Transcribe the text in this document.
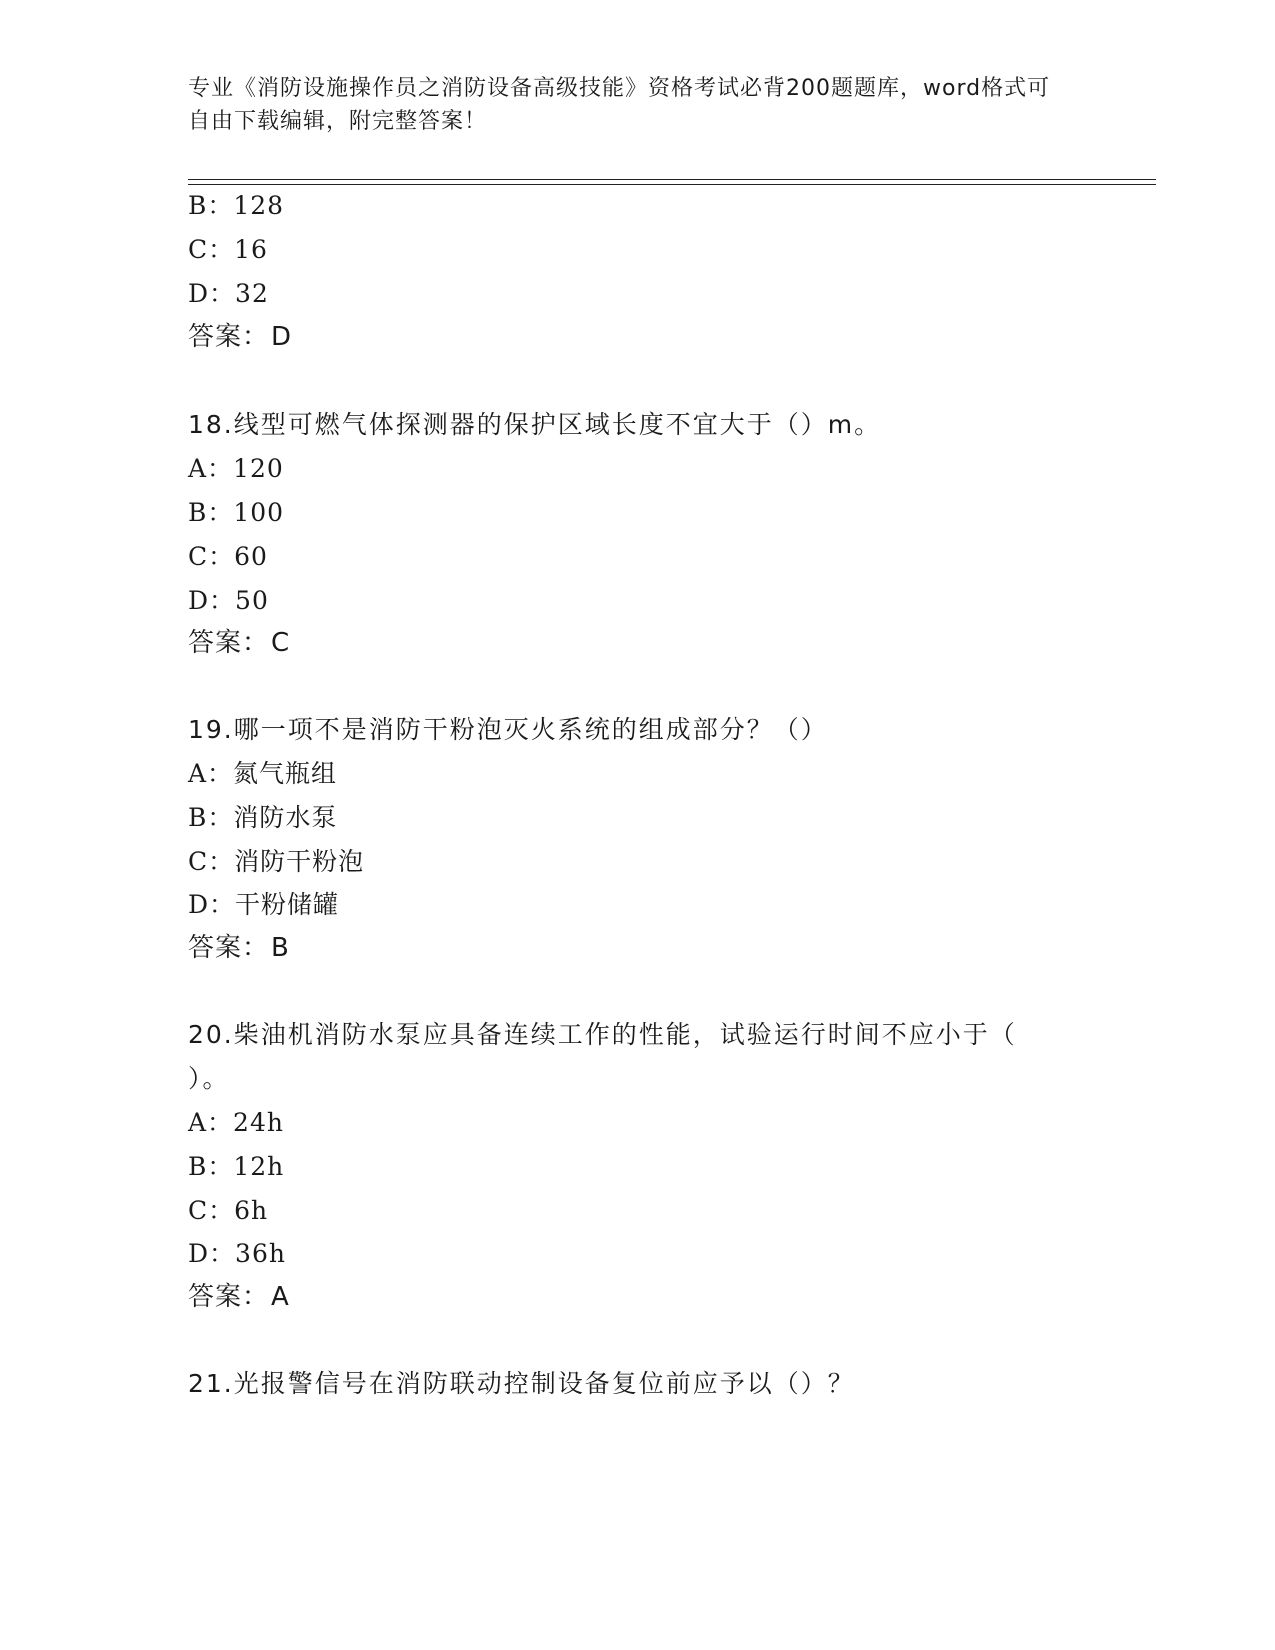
专业《消防设施操作员之消防设备高级技能》资格考试必背200题题库，word格式可自由下载编辑，附完整答案！
B：128
C：16
D：32
答案：D
18.线型可燃气体探测器的保护区域长度不宜大于（）m。
A：120
B：100
C：60
D：50
答案：C
19.哪一项不是消防干粉泡灭火系统的组成部分？（）
A：氮气瓶组
B：消防水泵
C：消防干粉泡
D：干粉储罐
答案：B
20.柴油机消防水泵应具备连续工作的性能，试验运行时间不应小于（
）。
A：24h
B：12h
C：6h
D：36h
答案：A
21.光报警信号在消防联动控制设备复位前应予以（）？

Exercise aim:
Output all of the entries verbatim, leaving out any images.

Exercise answer:
Transcribe the text in this document.
专业《消防设施操作员之消防设备高级技能》资格考试必背200题题库，word格式可自由下载编辑，附完整答案！
B：128
C：16
D：32
答案：D
18.线型可燃气体探测器的保护区域长度不宜大于（）m。
A：120
B：100
C：60
D：50
答案：C
19.哪一项不是消防干粉泡灭火系统的组成部分？（）
A：氮气瓶组
B：消防水泵
C：消防干粉泡
D：干粉储罐
答案：B
20.柴油机消防水泵应具备连续工作的性能，试验运行时间不应小于（
）。
A：24h
B：12h
C：6h
D：36h
答案：A
21.光报警信号在消防联动控制设备复位前应予以（）？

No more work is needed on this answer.